_Exercise aim_
Reproduce the listing below in full and without alteration, apart from its pictures.
>> BEGIN Dataset entries
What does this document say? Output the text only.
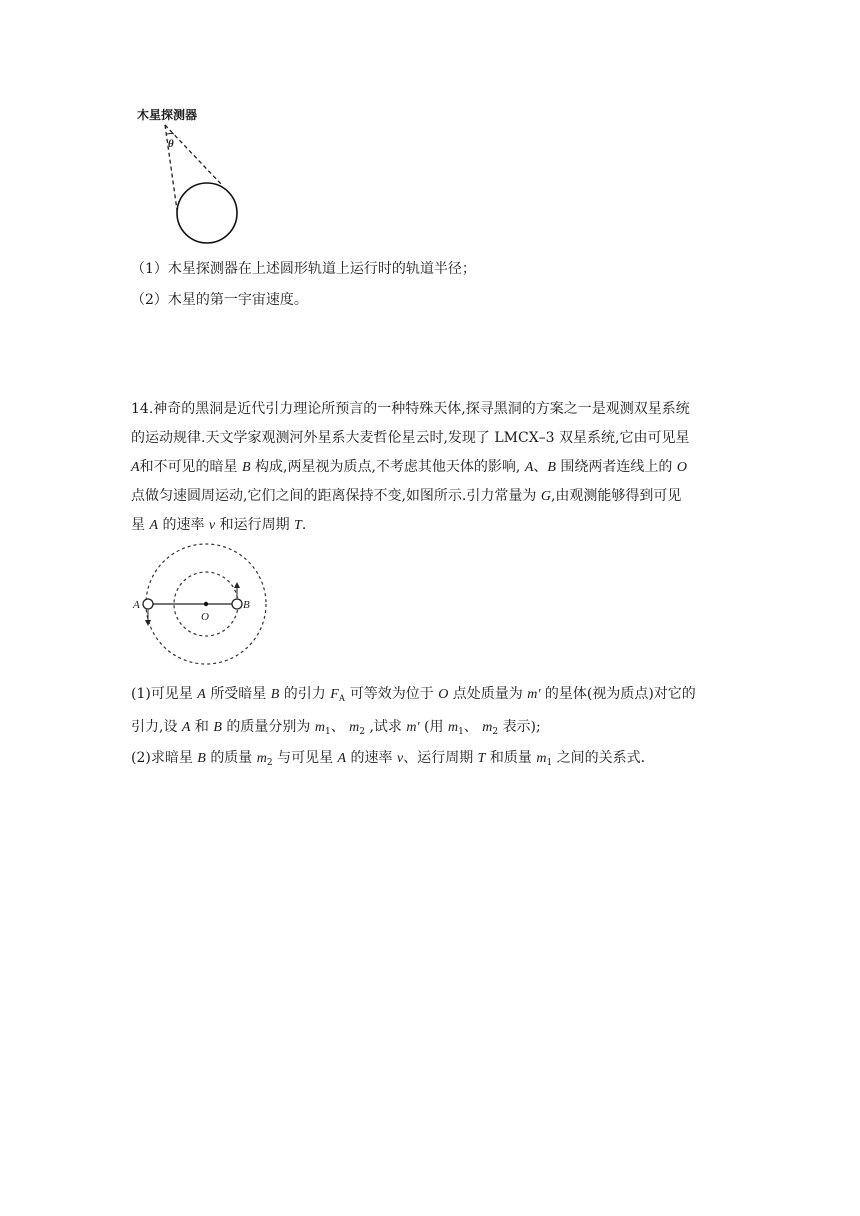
木星探测器
θ
（1）木星探测器在上述圆形轨道上运行时的轨道半径；
（2）木星的第一宇宙速度。
14.神奇的黑洞是近代引力理论所预言的一种特殊天体,探寻黑洞的方案之一是观测双星系统
的运动规律.天文学家观测河外星系大麦哲伦星云时,发现了 LMCX–3 双星系统,它由可见星
A和不可见的暗星 B 构成,两星视为质点,不考虑其他天体的影响, A、B 围绕两者连线上的 O
点做匀速圆周运动,它们之间的距离保持不变,如图所示.引力常量为 G,由观测能够得到可见
星 A 的速率 v 和运行周期 T.
A	B
O
(1)可见星 A 所受暗星 B 的引力 $F_A$ 可等效为位于 O 点处质量为 m′ 的星体(视为质点)对它的
引力,设 A 和 B 的质量分别为 $m_1$、 $m_2$ ,试求 m′ (用 $m_1$、 $m_2$ 表示);
(2)求暗星 B 的质量 $m_2$ 与可见星 A 的速率 v、运行周期 T 和质量 $m_1$ 之间的关系式.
>> END Dataset entries
_Finished task_
What does this document say? Output the text only.
木星探测器
θ
（1）木星探测器在上述圆形轨道上运行时的轨道半径；
（2）木星的第一宇宙速度。
14.神奇的黑洞是近代引力理论所预言的一种特殊天体,探寻黑洞的方案之一是观测双星系统
的运动规律.天文学家观测河外星系大麦哲伦星云时,发现了 LMCX–3 双星系统,它由可见星
A和不可见的暗星 B 构成,两星视为质点,不考虑其他天体的影响, A、B 围绕两者连线上的 O
点做匀速圆周运动,它们之间的距离保持不变,如图所示.引力常量为 G,由观测能够得到可见
星 A 的速率 v 和运行周期 T.
A	B
O
(1)可见星 A 所受暗星 B 的引力 $F_A$ 可等效为位于 O 点处质量为 m′ 的星体(视为质点)对它的
引力,设 A 和 B 的质量分别为 $m_1$、 $m_2$ ,试求 m′ (用 $m_1$、 $m_2$ 表示);
(2)求暗星 B 的质量 $m_2$ 与可见星 A 的速率 v、运行周期 T 和质量 $m_1$ 之间的关系式.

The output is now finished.